[Records supplied]:

************

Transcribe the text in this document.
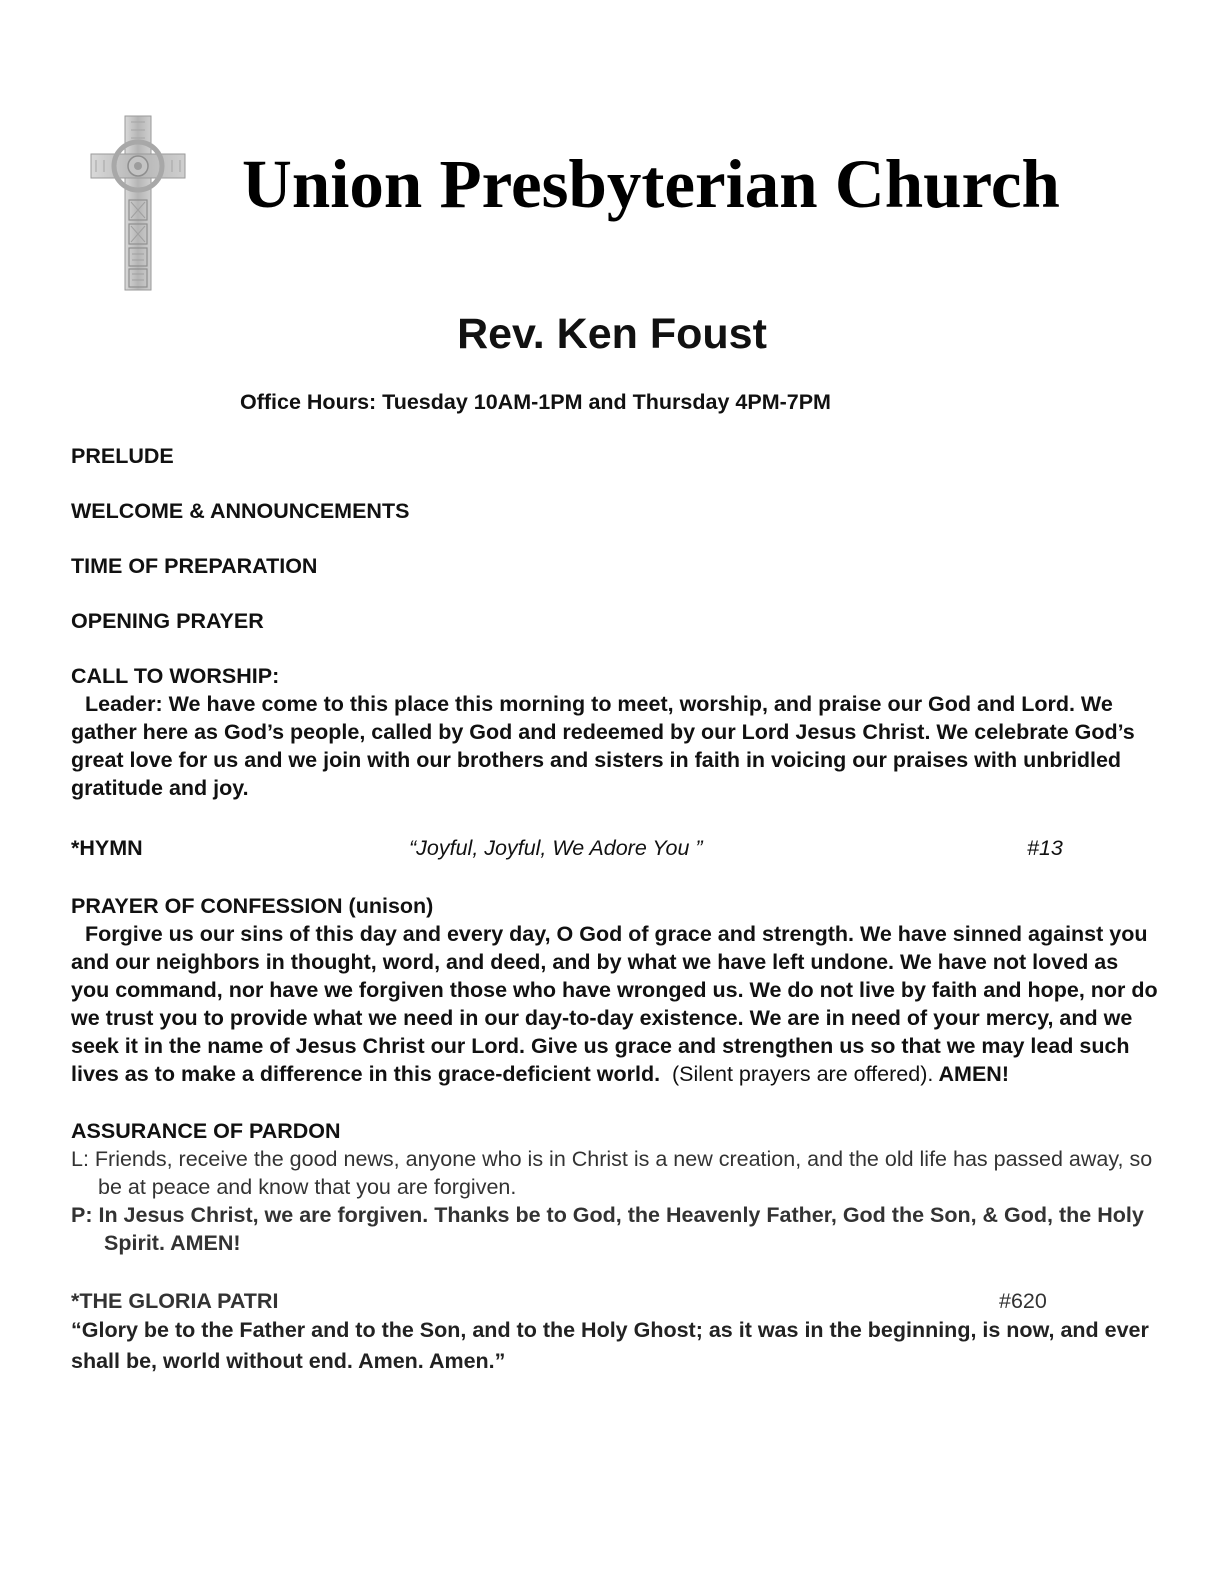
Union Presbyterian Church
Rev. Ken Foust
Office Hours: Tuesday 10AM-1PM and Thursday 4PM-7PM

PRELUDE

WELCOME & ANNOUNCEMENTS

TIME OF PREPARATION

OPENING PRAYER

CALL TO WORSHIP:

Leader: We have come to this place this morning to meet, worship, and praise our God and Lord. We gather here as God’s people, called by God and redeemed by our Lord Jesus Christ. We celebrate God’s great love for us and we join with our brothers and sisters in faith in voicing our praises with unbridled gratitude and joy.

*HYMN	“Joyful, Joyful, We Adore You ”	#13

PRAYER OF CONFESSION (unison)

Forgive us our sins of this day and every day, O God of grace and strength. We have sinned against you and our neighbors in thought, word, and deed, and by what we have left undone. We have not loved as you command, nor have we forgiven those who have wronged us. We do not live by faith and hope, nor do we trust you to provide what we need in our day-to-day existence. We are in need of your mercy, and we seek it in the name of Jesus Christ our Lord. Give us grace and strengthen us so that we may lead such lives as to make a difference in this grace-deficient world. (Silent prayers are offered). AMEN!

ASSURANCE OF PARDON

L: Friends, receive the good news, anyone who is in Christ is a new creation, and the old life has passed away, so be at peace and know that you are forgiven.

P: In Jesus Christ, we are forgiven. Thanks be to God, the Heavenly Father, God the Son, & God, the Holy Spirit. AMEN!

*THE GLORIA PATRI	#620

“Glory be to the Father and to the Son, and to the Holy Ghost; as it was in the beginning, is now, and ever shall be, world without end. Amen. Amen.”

************

[Task directions]: Pull out all lines in the data above that include "forgiven".

[Correct answer]:
Forgive us our sins of this day and every day, O God of grace and strength. We have sinned against you and our neighbors in thought, word, and deed, and by what we have left undone. We have not loved as you command, nor have we forgiven those who have wronged us. We do not live by faith and hope, nor do we trust you to provide what we need in our day-to-day existence. We are in need of your mercy, and we seek it in the name of Jesus Christ our Lord. Give us grace and strengthen us so that we may lead such lives as to make a difference in this grace-deficient world. (Silent prayers are offered). AMEN!
L: Friends, receive the good news, anyone who is in Christ is a new creation, and the old life has passed away, so be at peace and know that you are forgiven.
P: In Jesus Christ, we are forgiven. Thanks be to God, the Heavenly Father, God the Son, & God, the Holy Spirit. AMEN!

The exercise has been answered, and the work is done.